**YOUR OBJECTIVE:** Reproduce every one of the rows below word for word, leaving out the pictures.

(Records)
▶
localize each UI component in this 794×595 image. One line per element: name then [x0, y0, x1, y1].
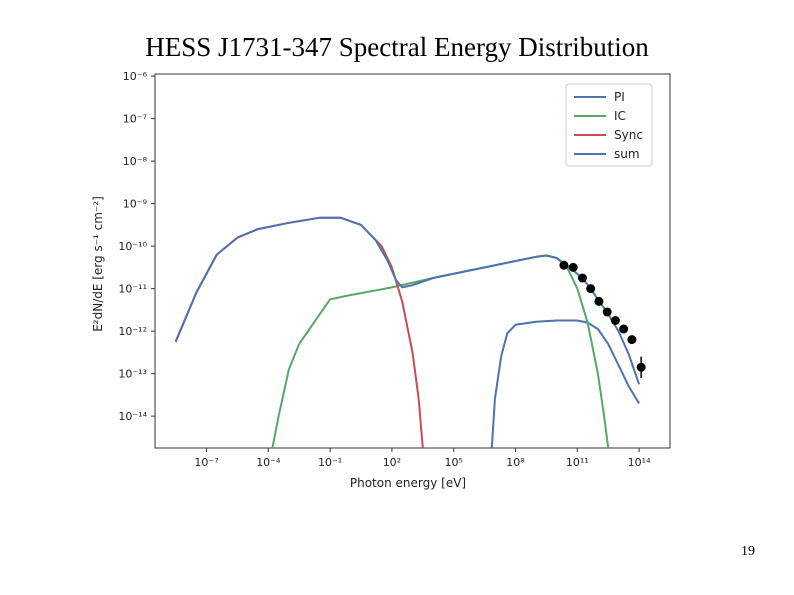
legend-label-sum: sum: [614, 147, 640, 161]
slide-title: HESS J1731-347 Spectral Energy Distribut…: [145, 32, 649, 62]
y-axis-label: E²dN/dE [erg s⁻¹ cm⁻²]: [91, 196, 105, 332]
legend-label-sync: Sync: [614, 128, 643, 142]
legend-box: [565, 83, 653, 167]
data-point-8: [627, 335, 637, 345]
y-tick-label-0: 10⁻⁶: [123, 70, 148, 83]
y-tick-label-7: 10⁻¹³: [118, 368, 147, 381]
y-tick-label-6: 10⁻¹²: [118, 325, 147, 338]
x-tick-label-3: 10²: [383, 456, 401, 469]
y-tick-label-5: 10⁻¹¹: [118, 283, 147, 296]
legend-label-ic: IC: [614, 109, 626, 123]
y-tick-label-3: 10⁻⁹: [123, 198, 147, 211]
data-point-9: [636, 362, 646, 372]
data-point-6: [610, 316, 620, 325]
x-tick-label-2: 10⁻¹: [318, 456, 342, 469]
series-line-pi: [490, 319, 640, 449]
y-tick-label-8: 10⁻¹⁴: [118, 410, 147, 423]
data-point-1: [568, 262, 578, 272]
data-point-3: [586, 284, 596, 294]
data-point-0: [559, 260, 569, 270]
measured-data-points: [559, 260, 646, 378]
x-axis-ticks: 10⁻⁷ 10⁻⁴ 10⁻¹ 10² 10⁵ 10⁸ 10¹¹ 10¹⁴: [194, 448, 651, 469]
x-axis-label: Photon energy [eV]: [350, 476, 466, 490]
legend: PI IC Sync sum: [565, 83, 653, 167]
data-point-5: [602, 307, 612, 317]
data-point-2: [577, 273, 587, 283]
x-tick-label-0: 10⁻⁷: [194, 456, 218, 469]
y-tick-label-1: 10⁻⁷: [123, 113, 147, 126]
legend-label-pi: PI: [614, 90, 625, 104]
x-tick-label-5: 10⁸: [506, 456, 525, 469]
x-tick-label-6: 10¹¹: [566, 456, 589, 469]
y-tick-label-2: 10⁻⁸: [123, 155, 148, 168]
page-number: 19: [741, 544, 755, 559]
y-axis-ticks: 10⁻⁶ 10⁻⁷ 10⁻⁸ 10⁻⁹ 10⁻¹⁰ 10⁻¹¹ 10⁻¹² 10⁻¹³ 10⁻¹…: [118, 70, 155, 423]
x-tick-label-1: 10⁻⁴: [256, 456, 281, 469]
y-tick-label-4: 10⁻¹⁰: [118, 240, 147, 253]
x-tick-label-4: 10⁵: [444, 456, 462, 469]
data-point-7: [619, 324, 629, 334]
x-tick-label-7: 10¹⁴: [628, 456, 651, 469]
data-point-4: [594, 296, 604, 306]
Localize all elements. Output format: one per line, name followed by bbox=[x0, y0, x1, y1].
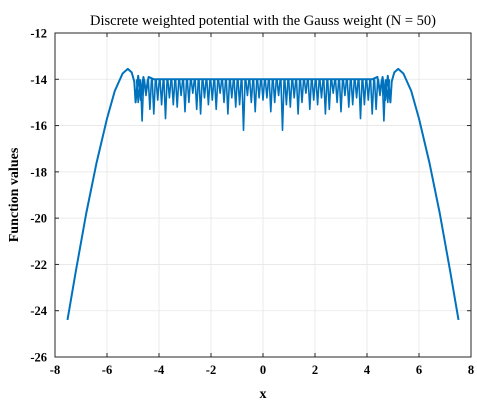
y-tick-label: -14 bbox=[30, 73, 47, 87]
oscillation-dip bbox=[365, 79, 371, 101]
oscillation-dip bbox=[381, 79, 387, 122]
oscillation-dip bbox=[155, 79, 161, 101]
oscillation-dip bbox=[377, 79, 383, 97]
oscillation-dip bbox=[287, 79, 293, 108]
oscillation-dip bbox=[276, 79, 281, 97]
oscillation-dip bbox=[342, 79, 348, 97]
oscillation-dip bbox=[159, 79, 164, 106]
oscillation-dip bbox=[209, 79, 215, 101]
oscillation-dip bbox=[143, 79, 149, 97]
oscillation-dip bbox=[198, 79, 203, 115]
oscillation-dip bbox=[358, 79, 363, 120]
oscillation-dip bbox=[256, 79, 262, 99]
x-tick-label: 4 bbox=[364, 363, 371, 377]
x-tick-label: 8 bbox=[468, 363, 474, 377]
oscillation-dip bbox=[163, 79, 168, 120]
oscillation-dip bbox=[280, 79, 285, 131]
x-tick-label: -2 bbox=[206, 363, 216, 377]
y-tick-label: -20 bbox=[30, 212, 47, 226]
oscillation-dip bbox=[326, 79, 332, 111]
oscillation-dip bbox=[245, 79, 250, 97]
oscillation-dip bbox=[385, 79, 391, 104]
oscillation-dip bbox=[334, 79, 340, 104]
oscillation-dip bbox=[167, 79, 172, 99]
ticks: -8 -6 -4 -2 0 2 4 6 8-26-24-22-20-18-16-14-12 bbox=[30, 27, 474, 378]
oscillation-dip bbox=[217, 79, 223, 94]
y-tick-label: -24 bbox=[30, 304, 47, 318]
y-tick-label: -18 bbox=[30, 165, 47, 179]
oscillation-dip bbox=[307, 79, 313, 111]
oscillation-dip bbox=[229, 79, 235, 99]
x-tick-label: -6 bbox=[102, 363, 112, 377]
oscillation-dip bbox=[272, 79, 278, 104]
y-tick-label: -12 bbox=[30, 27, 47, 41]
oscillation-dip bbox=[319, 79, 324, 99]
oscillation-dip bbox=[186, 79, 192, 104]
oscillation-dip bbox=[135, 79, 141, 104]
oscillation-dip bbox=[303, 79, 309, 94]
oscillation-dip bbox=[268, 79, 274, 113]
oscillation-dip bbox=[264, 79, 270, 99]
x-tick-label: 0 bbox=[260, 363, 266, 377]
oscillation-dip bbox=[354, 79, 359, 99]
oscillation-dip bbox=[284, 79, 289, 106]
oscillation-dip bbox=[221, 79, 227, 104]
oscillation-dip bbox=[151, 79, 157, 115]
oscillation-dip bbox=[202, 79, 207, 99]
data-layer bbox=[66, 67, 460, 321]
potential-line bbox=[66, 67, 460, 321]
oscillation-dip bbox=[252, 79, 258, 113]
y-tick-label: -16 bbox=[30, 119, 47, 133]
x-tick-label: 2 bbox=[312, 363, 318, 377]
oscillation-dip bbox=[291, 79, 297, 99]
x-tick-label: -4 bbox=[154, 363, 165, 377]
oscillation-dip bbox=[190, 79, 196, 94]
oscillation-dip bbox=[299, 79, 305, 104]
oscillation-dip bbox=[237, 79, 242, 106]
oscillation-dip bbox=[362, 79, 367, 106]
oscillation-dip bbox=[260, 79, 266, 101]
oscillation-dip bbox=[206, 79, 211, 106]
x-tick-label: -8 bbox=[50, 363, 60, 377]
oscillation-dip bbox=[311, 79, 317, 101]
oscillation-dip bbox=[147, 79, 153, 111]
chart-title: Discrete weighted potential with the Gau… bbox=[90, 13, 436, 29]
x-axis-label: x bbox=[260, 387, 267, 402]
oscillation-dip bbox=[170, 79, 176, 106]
◀
**RESPONSE BELOW:**
localize each UI component in this 794×595 image. One line per element: name then [x0, y0, x1, y1].
legend-label-sum: sum: [614, 147, 640, 161]
slide-title: HESS J1731-347 Spectral Energy Distribut…: [145, 32, 649, 62]
y-axis-label: E²dN/dE [erg s⁻¹ cm⁻²]: [91, 196, 105, 332]
legend-label-sync: Sync: [614, 128, 643, 142]
legend-box: [565, 83, 653, 167]
data-point-8: [627, 335, 637, 345]
y-tick-label-0: 10⁻⁶: [123, 70, 148, 83]
y-tick-label-7: 10⁻¹³: [118, 368, 147, 381]
y-tick-label-6: 10⁻¹²: [118, 325, 147, 338]
x-tick-label-3: 10²: [383, 456, 401, 469]
y-tick-label-5: 10⁻¹¹: [118, 283, 147, 296]
legend-label-ic: IC: [614, 109, 626, 123]
y-tick-label-3: 10⁻⁹: [123, 198, 147, 211]
data-point-9: [636, 362, 646, 372]
data-point-6: [610, 316, 620, 325]
x-tick-label-2: 10⁻¹: [318, 456, 342, 469]
series-line-pi: [490, 319, 640, 449]
y-tick-label-8: 10⁻¹⁴: [118, 410, 147, 423]
data-point-1: [568, 262, 578, 272]
data-point-3: [586, 284, 596, 294]
data-point-0: [559, 260, 569, 270]
measured-data-points: [559, 260, 646, 378]
x-axis-ticks: 10⁻⁷ 10⁻⁴ 10⁻¹ 10² 10⁵ 10⁸ 10¹¹ 10¹⁴: [194, 448, 651, 469]
x-axis-label: Photon energy [eV]: [350, 476, 466, 490]
legend: PI IC Sync sum: [565, 83, 653, 167]
data-point-5: [602, 307, 612, 317]
data-point-2: [577, 273, 587, 283]
x-tick-label-0: 10⁻⁷: [194, 456, 218, 469]
y-tick-label-1: 10⁻⁷: [123, 113, 147, 126]
legend-label-pi: PI: [614, 90, 625, 104]
x-tick-label-5: 10⁸: [506, 456, 525, 469]
x-tick-label-6: 10¹¹: [566, 456, 589, 469]
y-tick-label-2: 10⁻⁸: [123, 155, 148, 168]
page-number: 19: [741, 544, 755, 559]
y-axis-ticks: 10⁻⁶ 10⁻⁷ 10⁻⁸ 10⁻⁹ 10⁻¹⁰ 10⁻¹¹ 10⁻¹² 10⁻¹³ 10⁻¹…: [118, 70, 155, 423]
x-tick-label-1: 10⁻⁴: [256, 456, 281, 469]
y-tick-label-4: 10⁻¹⁰: [118, 240, 147, 253]
x-tick-label-4: 10⁵: [444, 456, 462, 469]
data-point-7: [619, 324, 629, 334]
x-tick-label-7: 10¹⁴: [628, 456, 651, 469]
data-point-4: [594, 296, 604, 306]
Localize all elements. Output format: one per line, name followed by bbox=[x0, y0, x1, y1].
y-tick-label: -14 bbox=[30, 73, 47, 87]
oscillation-dip bbox=[365, 79, 371, 101]
oscillation-dip bbox=[381, 79, 387, 122]
oscillation-dip bbox=[155, 79, 161, 101]
oscillation-dip bbox=[377, 79, 383, 97]
oscillation-dip bbox=[287, 79, 293, 108]
oscillation-dip bbox=[276, 79, 281, 97]
oscillation-dip bbox=[342, 79, 348, 97]
oscillation-dip bbox=[159, 79, 164, 106]
oscillation-dip bbox=[209, 79, 215, 101]
oscillation-dip bbox=[143, 79, 149, 97]
oscillation-dip bbox=[198, 79, 203, 115]
oscillation-dip bbox=[358, 79, 363, 120]
oscillation-dip bbox=[256, 79, 262, 99]
x-tick-label: 4 bbox=[364, 363, 371, 377]
x-tick-label: 8 bbox=[468, 363, 474, 377]
oscillation-dip bbox=[163, 79, 168, 120]
oscillation-dip bbox=[280, 79, 285, 131]
x-tick-label: -2 bbox=[206, 363, 216, 377]
y-tick-label: -20 bbox=[30, 212, 47, 226]
oscillation-dip bbox=[326, 79, 332, 111]
oscillation-dip bbox=[245, 79, 250, 97]
oscillation-dip bbox=[385, 79, 391, 104]
oscillation-dip bbox=[334, 79, 340, 104]
oscillation-dip bbox=[167, 79, 172, 99]
ticks: -8 -6 -4 -2 0 2 4 6 8-26-24-22-20-18-16-14-12 bbox=[30, 27, 474, 378]
oscillation-dip bbox=[217, 79, 223, 94]
y-tick-label: -24 bbox=[30, 304, 47, 318]
y-tick-label: -18 bbox=[30, 165, 47, 179]
oscillation-dip bbox=[307, 79, 313, 111]
oscillation-dip bbox=[229, 79, 235, 99]
x-tick-label: -6 bbox=[102, 363, 112, 377]
oscillation-dip bbox=[272, 79, 278, 104]
y-tick-label: -12 bbox=[30, 27, 47, 41]
oscillation-dip bbox=[319, 79, 324, 99]
oscillation-dip bbox=[186, 79, 192, 104]
oscillation-dip bbox=[135, 79, 141, 104]
oscillation-dip bbox=[303, 79, 309, 94]
oscillation-dip bbox=[268, 79, 274, 113]
oscillation-dip bbox=[264, 79, 270, 99]
x-tick-label: 0 bbox=[260, 363, 266, 377]
oscillation-dip bbox=[354, 79, 359, 99]
oscillation-dip bbox=[284, 79, 289, 106]
oscillation-dip bbox=[221, 79, 227, 104]
oscillation-dip bbox=[151, 79, 157, 115]
oscillation-dip bbox=[202, 79, 207, 99]
data-layer bbox=[66, 67, 460, 321]
potential-line bbox=[66, 67, 460, 321]
oscillation-dip bbox=[252, 79, 258, 113]
y-tick-label: -16 bbox=[30, 119, 47, 133]
x-tick-label: 2 bbox=[312, 363, 318, 377]
oscillation-dip bbox=[291, 79, 297, 99]
x-tick-label: -4 bbox=[154, 363, 165, 377]
oscillation-dip bbox=[190, 79, 196, 94]
oscillation-dip bbox=[299, 79, 305, 104]
oscillation-dip bbox=[237, 79, 242, 106]
oscillation-dip bbox=[362, 79, 367, 106]
oscillation-dip bbox=[260, 79, 266, 101]
oscillation-dip bbox=[206, 79, 211, 106]
x-tick-label: -8 bbox=[50, 363, 60, 377]
oscillation-dip bbox=[311, 79, 317, 101]
oscillation-dip bbox=[147, 79, 153, 111]
chart-title: Discrete weighted potential with the Gau… bbox=[90, 13, 436, 29]
x-axis-label: x bbox=[260, 387, 267, 402]
oscillation-dip bbox=[170, 79, 176, 106]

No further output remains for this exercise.